Return each line containing "Kultur".

------ Task material ------

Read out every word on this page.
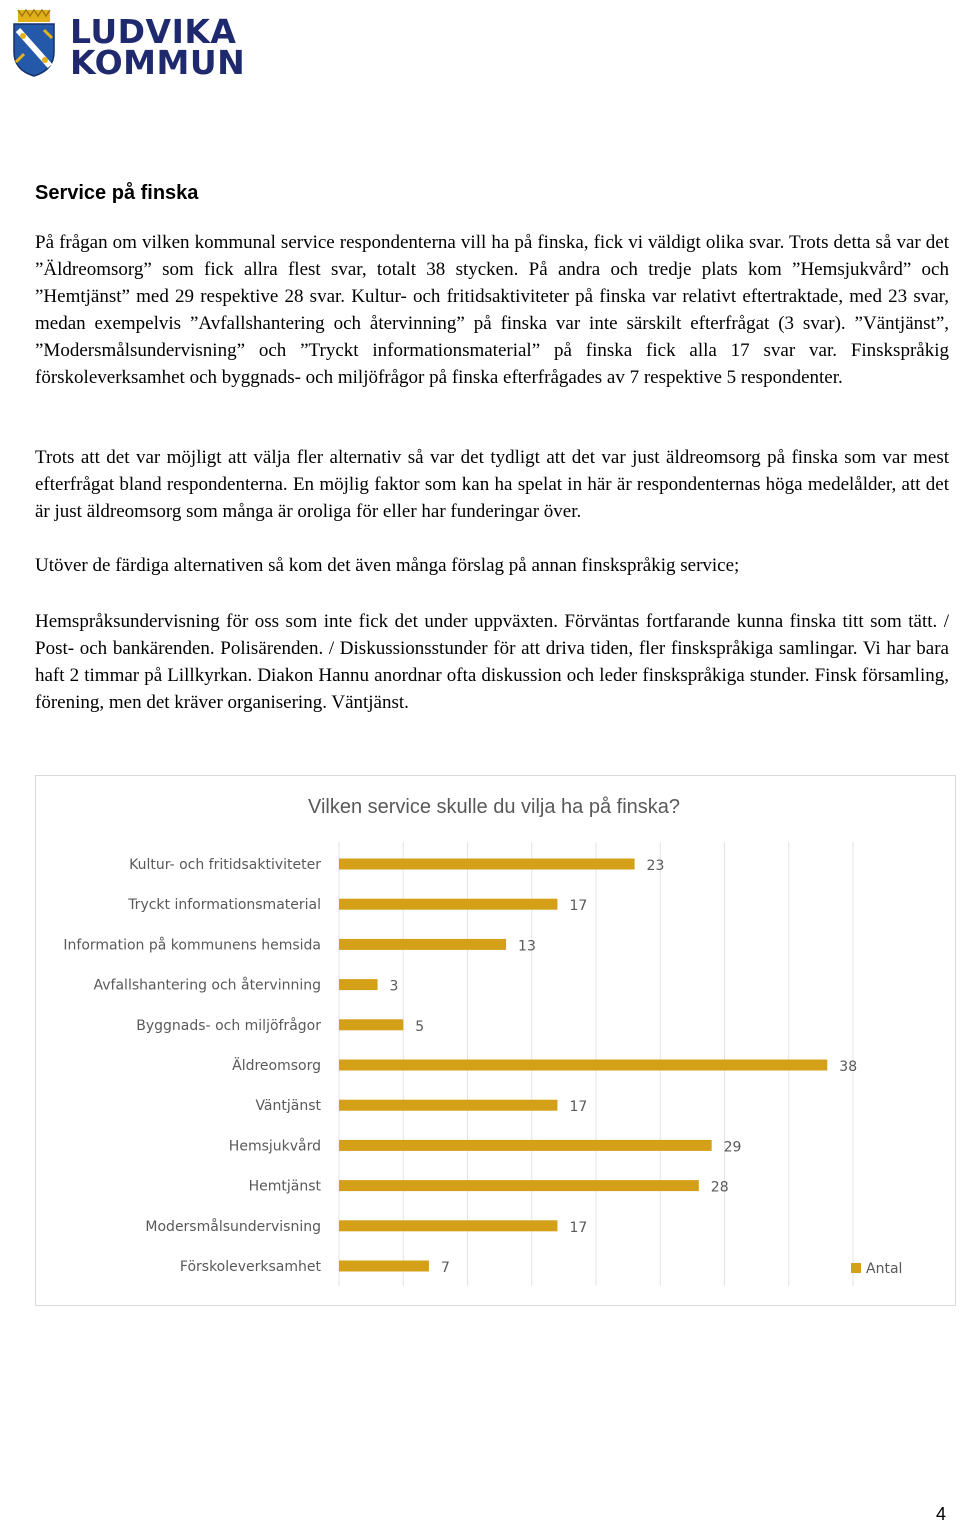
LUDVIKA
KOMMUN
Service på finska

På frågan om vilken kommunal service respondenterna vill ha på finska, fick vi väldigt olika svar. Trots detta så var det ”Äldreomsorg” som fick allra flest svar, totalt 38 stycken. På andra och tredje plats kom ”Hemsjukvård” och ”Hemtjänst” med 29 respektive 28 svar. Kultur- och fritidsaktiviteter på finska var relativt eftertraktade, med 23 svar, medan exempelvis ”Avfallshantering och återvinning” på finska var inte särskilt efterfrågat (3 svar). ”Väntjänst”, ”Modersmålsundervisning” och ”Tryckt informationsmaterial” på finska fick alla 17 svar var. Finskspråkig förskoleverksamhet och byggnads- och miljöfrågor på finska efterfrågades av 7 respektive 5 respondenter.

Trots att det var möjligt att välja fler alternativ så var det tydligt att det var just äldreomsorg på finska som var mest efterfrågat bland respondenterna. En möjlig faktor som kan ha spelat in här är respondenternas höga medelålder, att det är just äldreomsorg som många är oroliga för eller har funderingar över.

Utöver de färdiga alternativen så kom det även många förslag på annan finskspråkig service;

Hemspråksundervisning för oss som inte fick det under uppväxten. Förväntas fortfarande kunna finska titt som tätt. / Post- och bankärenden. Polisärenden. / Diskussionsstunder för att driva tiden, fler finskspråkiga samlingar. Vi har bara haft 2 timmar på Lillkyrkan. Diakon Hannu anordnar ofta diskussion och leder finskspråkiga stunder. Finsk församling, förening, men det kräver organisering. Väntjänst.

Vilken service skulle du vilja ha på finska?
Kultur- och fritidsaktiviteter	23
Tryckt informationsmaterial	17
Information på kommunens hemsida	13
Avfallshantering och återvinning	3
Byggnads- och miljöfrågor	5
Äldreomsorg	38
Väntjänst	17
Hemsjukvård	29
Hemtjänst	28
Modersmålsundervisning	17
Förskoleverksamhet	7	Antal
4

------
------ Task material ------

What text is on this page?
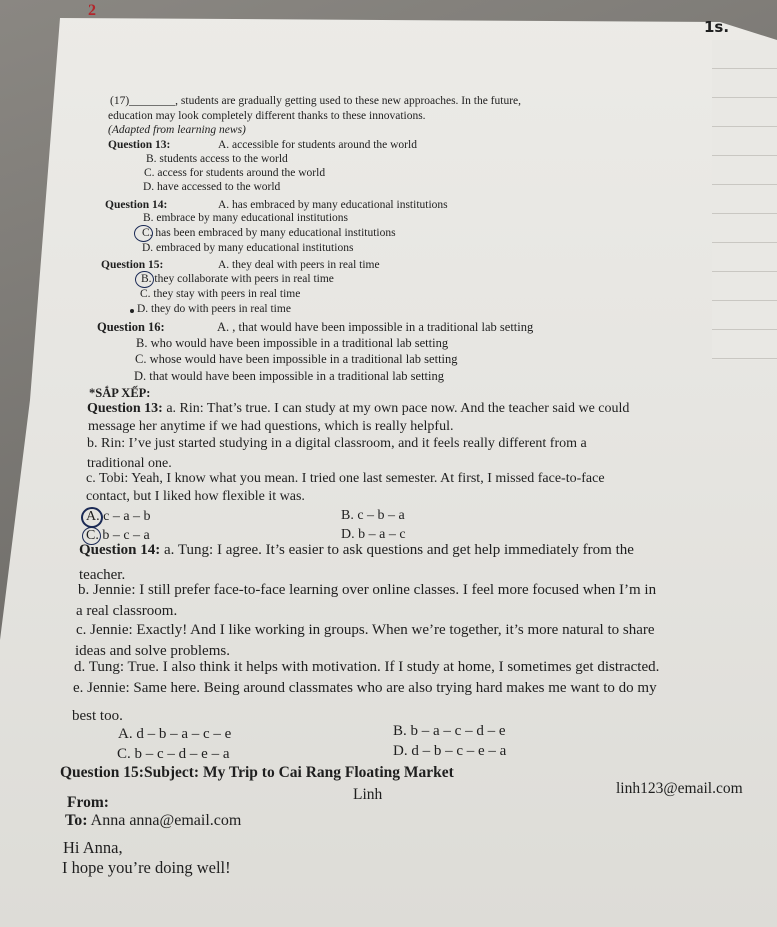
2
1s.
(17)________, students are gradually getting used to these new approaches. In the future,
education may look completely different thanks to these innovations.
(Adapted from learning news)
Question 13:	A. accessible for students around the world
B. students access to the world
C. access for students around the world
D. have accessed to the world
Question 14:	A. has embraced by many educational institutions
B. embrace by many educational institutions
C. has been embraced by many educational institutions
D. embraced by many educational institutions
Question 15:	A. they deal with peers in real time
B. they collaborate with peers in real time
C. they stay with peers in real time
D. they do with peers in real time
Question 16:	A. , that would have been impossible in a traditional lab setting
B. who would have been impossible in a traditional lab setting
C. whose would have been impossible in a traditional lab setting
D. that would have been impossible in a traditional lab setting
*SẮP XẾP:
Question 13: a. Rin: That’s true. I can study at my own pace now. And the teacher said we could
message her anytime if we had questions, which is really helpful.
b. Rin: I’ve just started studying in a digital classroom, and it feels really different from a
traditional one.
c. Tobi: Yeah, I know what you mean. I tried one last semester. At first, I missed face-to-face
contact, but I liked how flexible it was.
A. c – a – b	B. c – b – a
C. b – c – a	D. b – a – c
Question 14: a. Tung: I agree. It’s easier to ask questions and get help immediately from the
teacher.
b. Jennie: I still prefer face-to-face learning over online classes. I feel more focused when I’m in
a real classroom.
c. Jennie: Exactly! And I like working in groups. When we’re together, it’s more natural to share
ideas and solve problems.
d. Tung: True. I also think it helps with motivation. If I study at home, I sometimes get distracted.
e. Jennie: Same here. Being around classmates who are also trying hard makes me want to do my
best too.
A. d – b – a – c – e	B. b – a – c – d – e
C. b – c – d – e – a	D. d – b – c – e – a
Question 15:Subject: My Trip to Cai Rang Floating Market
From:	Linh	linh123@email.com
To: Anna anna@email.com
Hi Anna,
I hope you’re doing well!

------
------ Task material ------

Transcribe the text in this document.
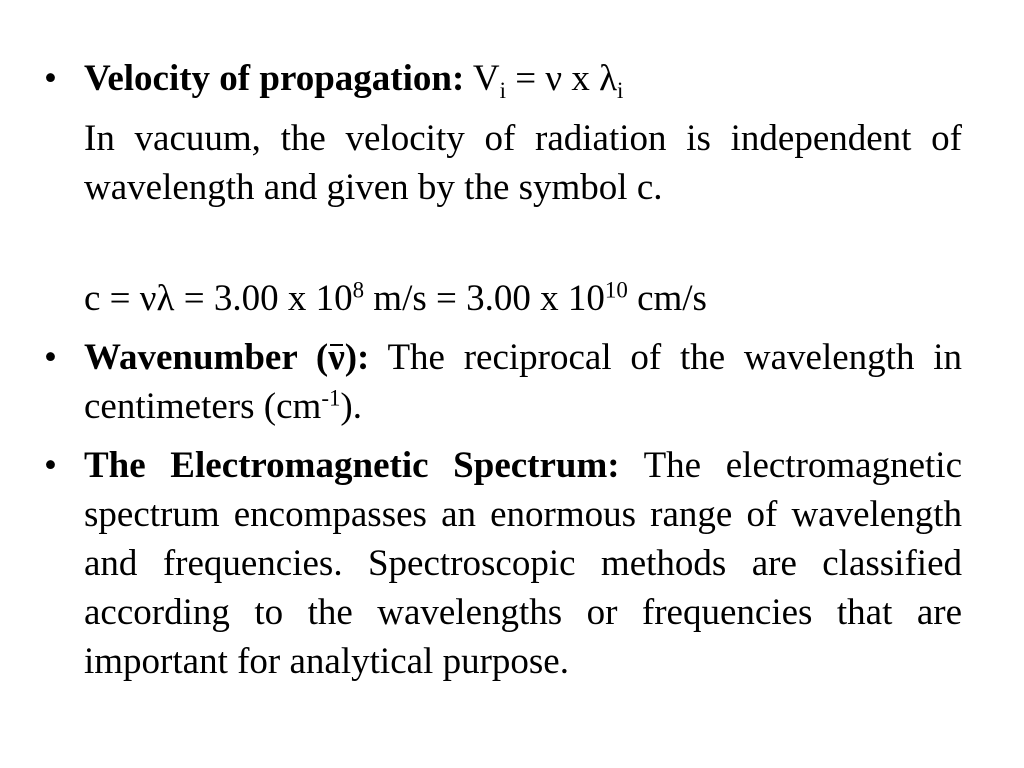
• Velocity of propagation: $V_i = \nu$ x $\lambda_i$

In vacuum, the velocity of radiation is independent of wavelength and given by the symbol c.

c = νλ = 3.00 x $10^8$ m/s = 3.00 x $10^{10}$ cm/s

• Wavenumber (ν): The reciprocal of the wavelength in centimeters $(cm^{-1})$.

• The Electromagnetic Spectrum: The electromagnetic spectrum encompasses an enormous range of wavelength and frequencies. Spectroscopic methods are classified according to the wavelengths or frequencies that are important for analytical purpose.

------

- **Problem solution**:
På frågan om vilken kommunal service respondenterna vill ha på finska, fick vi väldigt olika svar. Trots detta så var det ”Äldreomsorg” som fick allra flest svar, totalt 38 stycken. På andra och tredje plats kom ”Hemsjukvård” och ”Hemtjänst” med 29 respektive 28 svar. Kultur- och fritidsaktiviteter på finska var relativt eftertraktade, med 23 svar, medan exempelvis ”Avfallshantering och återvinning” på finska var inte särskilt efterfrågat (3 svar). ”Väntjänst”, ”Modersmålsundervisning” och ”Tryckt informationsmaterial” på finska fick alla 17 svar var. Finskspråkig förskoleverksamhet och byggnads- och miljöfrågor på finska efterfrågades av 7 respektive 5 respondenter.
Kultur- och fritidsaktiviteter	23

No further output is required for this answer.